## Work to do
Set down exactly, and only, the lines from the one with "Transcribe the text in this document." to the final line of the entries, both included.
[BEGIN Input rows]
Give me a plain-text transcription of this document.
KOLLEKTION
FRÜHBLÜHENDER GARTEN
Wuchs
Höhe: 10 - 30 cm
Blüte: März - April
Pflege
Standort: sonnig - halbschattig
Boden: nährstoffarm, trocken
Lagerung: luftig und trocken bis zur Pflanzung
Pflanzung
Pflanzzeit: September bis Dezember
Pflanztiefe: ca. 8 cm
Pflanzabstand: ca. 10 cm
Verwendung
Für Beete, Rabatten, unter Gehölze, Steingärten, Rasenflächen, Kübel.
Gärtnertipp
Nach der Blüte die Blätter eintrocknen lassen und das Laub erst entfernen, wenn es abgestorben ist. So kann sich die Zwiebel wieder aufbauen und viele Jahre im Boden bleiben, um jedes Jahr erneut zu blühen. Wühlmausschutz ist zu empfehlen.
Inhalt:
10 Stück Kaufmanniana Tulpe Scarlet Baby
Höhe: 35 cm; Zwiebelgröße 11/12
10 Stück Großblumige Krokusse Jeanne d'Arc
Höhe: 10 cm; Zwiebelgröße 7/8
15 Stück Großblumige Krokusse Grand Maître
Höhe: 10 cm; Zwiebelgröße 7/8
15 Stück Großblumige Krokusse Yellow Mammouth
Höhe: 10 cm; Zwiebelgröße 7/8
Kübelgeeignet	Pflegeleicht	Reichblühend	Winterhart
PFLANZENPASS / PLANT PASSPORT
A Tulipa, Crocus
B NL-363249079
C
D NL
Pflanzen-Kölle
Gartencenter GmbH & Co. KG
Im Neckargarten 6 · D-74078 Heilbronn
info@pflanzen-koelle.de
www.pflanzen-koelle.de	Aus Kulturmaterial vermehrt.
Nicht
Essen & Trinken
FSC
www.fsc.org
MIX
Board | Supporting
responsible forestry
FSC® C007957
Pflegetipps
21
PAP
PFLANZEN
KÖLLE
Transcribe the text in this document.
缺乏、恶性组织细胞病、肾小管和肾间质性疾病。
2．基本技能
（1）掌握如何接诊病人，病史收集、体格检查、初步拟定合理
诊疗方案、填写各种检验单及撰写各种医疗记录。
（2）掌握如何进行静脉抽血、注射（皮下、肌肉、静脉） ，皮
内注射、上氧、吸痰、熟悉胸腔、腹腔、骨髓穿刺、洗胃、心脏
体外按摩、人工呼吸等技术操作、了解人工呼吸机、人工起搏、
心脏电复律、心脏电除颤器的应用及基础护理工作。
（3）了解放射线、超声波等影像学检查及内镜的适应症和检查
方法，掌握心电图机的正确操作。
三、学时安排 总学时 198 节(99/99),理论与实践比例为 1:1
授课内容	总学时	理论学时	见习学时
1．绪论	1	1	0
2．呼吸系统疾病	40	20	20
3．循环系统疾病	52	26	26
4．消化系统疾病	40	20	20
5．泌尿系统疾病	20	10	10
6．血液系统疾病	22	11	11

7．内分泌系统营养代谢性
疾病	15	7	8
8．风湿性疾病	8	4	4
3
[END Input rows]
## Final result
Transcribe the text in this document.
缺乏、恶性组织细胞病、肾小管和肾间质性疾病。
2．基本技能
（1）掌握如何接诊病人，病史收集、体格检查、初步拟定合理
诊疗方案、填写各种检验单及撰写各种医疗记录。
（2）掌握如何进行静脉抽血、注射（皮下、肌肉、静脉） ，皮
内注射、上氧、吸痰、熟悉胸腔、腹腔、骨髓穿刺、洗胃、心脏
体外按摩、人工呼吸等技术操作、了解人工呼吸机、人工起搏、
心脏电复律、心脏电除颤器的应用及基础护理工作。
（3）了解放射线、超声波等影像学检查及内镜的适应症和检查
方法，掌握心电图机的正确操作。
三、学时安排 总学时 198 节(99/99),理论与实践比例为 1:1
授课内容	总学时	理论学时	见习学时
1．绪论	1	1	0
2．呼吸系统疾病	40	20	20
3．循环系统疾病	52	26	26
4．消化系统疾病	40	20	20
5．泌尿系统疾病	20	10	10
6．血液系统疾病	22	11	11

7．内分泌系统营养代谢性
疾病	15	7	8
8．风湿性疾病	8	4	4
3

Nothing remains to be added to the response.